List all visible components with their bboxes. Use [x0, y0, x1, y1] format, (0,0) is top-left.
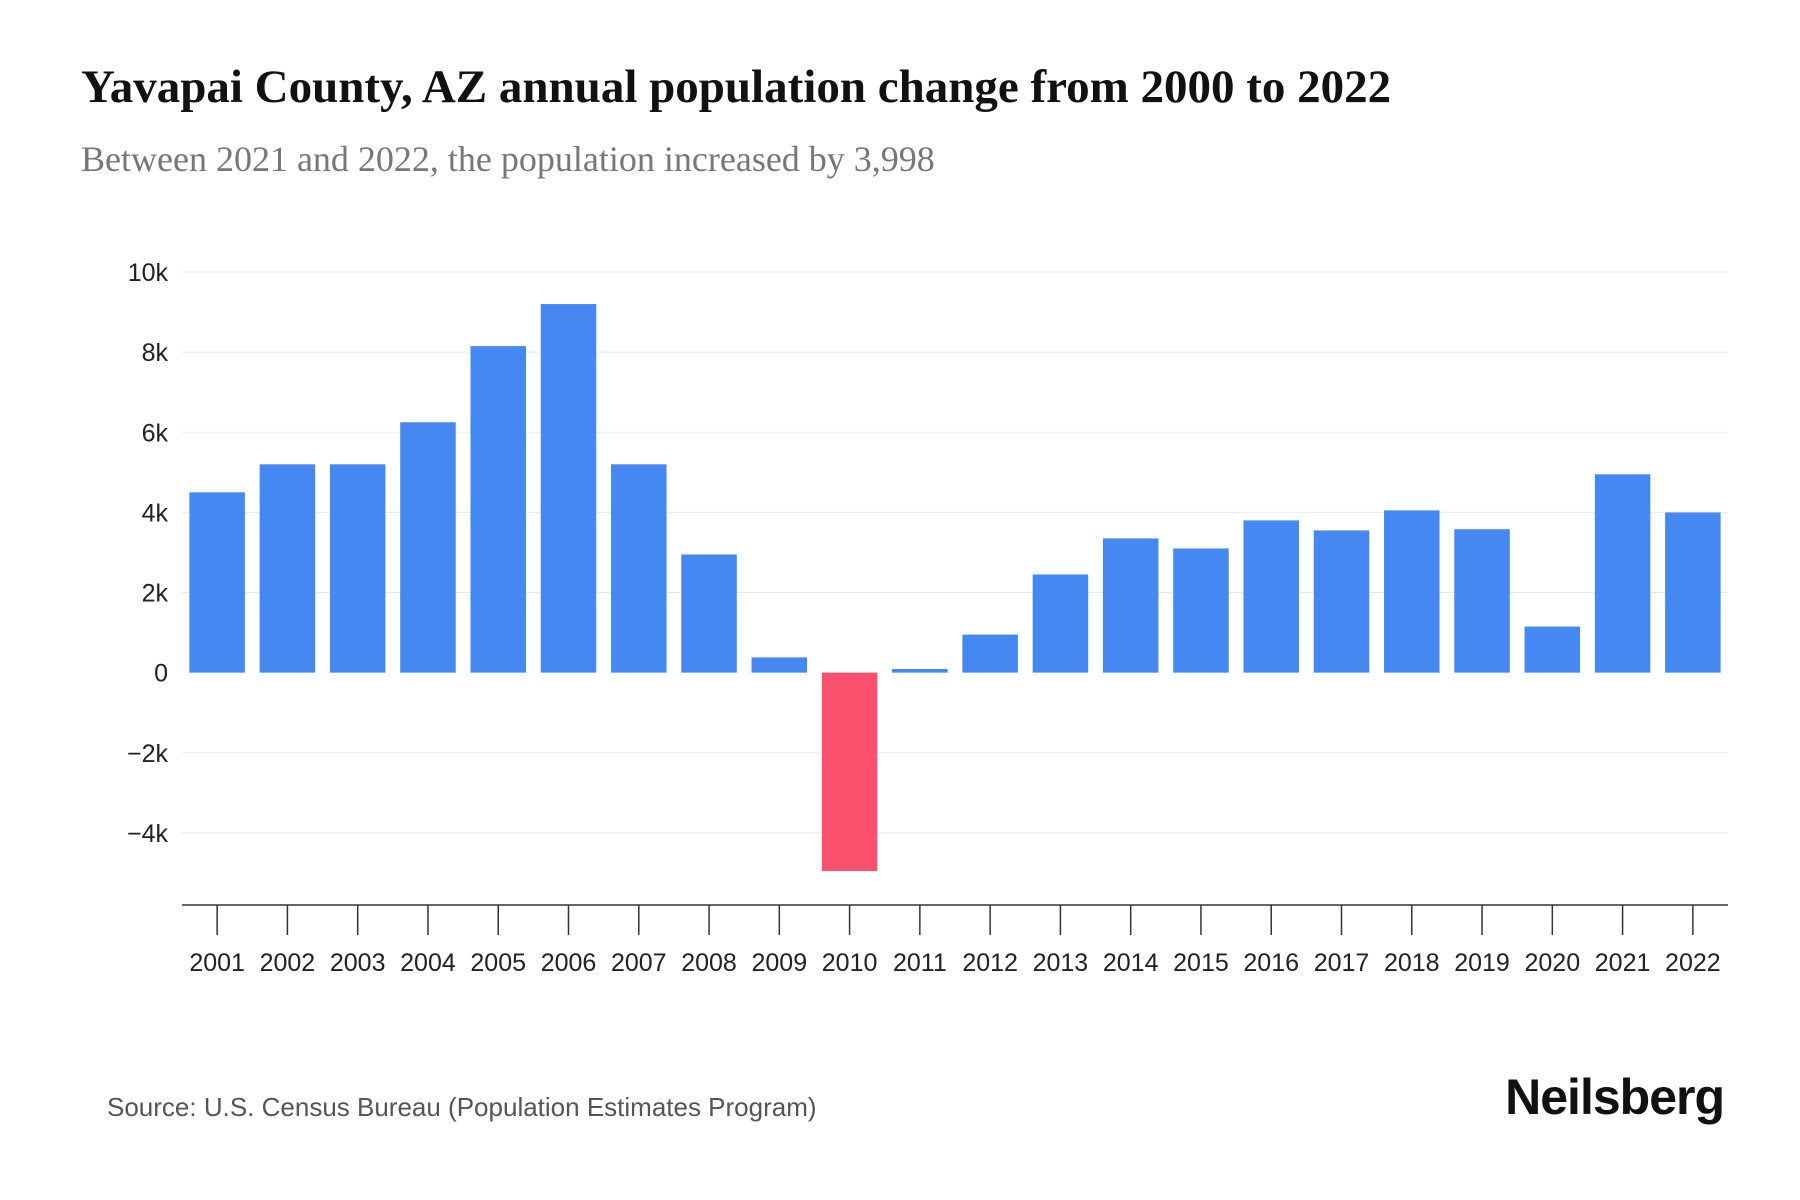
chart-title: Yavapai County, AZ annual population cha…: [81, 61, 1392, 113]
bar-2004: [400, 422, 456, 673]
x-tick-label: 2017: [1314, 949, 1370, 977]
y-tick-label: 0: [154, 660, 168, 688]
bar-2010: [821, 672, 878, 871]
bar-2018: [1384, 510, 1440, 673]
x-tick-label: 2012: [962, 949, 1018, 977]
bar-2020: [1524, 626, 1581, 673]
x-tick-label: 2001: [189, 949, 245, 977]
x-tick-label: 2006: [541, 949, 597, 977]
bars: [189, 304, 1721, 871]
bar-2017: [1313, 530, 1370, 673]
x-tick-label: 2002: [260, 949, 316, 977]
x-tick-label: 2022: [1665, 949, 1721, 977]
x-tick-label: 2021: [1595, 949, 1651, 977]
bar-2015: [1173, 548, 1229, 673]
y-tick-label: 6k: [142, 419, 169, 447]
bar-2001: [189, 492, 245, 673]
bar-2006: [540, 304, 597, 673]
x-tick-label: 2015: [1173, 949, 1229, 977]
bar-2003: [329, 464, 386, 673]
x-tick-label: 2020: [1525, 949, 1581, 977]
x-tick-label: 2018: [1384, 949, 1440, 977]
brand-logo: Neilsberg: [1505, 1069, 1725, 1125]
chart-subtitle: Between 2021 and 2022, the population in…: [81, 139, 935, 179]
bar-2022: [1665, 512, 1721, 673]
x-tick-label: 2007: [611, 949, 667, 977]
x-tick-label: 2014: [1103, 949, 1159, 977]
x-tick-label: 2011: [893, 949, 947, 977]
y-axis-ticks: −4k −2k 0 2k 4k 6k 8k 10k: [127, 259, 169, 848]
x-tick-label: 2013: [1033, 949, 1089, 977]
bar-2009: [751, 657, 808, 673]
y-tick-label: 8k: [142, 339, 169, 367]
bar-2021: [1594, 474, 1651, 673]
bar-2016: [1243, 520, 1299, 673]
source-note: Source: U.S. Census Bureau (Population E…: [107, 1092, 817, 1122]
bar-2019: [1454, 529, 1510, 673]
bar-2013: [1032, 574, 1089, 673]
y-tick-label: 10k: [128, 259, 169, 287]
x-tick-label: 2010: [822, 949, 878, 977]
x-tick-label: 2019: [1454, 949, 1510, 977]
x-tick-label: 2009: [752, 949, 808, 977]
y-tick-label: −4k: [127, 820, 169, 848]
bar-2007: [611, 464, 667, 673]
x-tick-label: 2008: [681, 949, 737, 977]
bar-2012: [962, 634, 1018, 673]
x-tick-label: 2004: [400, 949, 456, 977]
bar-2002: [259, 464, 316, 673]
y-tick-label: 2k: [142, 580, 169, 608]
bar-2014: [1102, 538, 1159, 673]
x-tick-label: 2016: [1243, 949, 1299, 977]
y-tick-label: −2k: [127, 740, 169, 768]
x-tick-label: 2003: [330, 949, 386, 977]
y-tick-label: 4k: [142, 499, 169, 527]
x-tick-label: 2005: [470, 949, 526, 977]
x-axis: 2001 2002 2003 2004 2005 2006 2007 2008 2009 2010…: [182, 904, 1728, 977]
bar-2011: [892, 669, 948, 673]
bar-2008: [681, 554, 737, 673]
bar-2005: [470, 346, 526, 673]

• _Written exercise_:
Rewrite the material with every "x-tick-label" changed to "year-label" and nothing else altered. Leave out the picture.

• _Task answer_:
List all visible components with their bboxes. Use [x0, y0, x1, y1] format, (0,0) is top-left.
chart-title: Yavapai County, AZ annual population cha…: [81, 61, 1392, 113]
bar-2004: [400, 422, 456, 673]
year-label: 2017: [1314, 949, 1370, 977]
y-tick-label: 0: [154, 660, 168, 688]
bar-2010: [821, 672, 878, 871]
bar-2018: [1384, 510, 1440, 673]
year-label: 2012: [962, 949, 1018, 977]
bar-2020: [1524, 626, 1581, 673]
year-label: 2001: [189, 949, 245, 977]
year-label: 2006: [541, 949, 597, 977]
bars: [189, 304, 1721, 871]
bar-2017: [1313, 530, 1370, 673]
year-label: 2002: [260, 949, 316, 977]
year-label: 2022: [1665, 949, 1721, 977]
year-label: 2021: [1595, 949, 1651, 977]
bar-2015: [1173, 548, 1229, 673]
y-tick-label: 6k: [142, 419, 169, 447]
bar-2001: [189, 492, 245, 673]
bar-2006: [540, 304, 597, 673]
year-label: 2015: [1173, 949, 1229, 977]
bar-2003: [329, 464, 386, 673]
year-label: 2020: [1525, 949, 1581, 977]
year-label: 2018: [1384, 949, 1440, 977]
brand-logo: Neilsberg: [1505, 1069, 1725, 1125]
chart-subtitle: Between 2021 and 2022, the population in…: [81, 139, 935, 179]
bar-2022: [1665, 512, 1721, 673]
year-label: 2007: [611, 949, 667, 977]
year-label: 2014: [1103, 949, 1159, 977]
year-label: 2011: [893, 949, 947, 977]
y-axis-ticks: −4k −2k 0 2k 4k 6k 8k 10k: [127, 259, 169, 848]
year-label: 2013: [1033, 949, 1089, 977]
bar-2009: [751, 657, 808, 673]
y-tick-label: 8k: [142, 339, 169, 367]
bar-2021: [1594, 474, 1651, 673]
bar-2016: [1243, 520, 1299, 673]
source-note: Source: U.S. Census Bureau (Population E…: [107, 1092, 817, 1122]
bar-2019: [1454, 529, 1510, 673]
bar-2013: [1032, 574, 1089, 673]
y-tick-label: 10k: [128, 259, 169, 287]
year-label: 2010: [822, 949, 878, 977]
year-label: 2019: [1454, 949, 1510, 977]
year-label: 2009: [752, 949, 808, 977]
y-tick-label: −4k: [127, 820, 169, 848]
bar-2007: [611, 464, 667, 673]
year-label: 2008: [681, 949, 737, 977]
bar-2012: [962, 634, 1018, 673]
year-label: 2004: [400, 949, 456, 977]
bar-2002: [259, 464, 316, 673]
y-tick-label: 2k: [142, 580, 169, 608]
bar-2014: [1102, 538, 1159, 673]
year-label: 2016: [1243, 949, 1299, 977]
y-tick-label: −2k: [127, 740, 169, 768]
year-label: 2003: [330, 949, 386, 977]
y-tick-label: 4k: [142, 499, 169, 527]
year-label: 2005: [470, 949, 526, 977]
x-axis: 2001 2002 2003 2004 2005 2006 2007 2008 2009 2010…: [182, 904, 1728, 977]
bar-2011: [892, 669, 948, 673]
bar-2008: [681, 554, 737, 673]
bar-2005: [470, 346, 526, 673]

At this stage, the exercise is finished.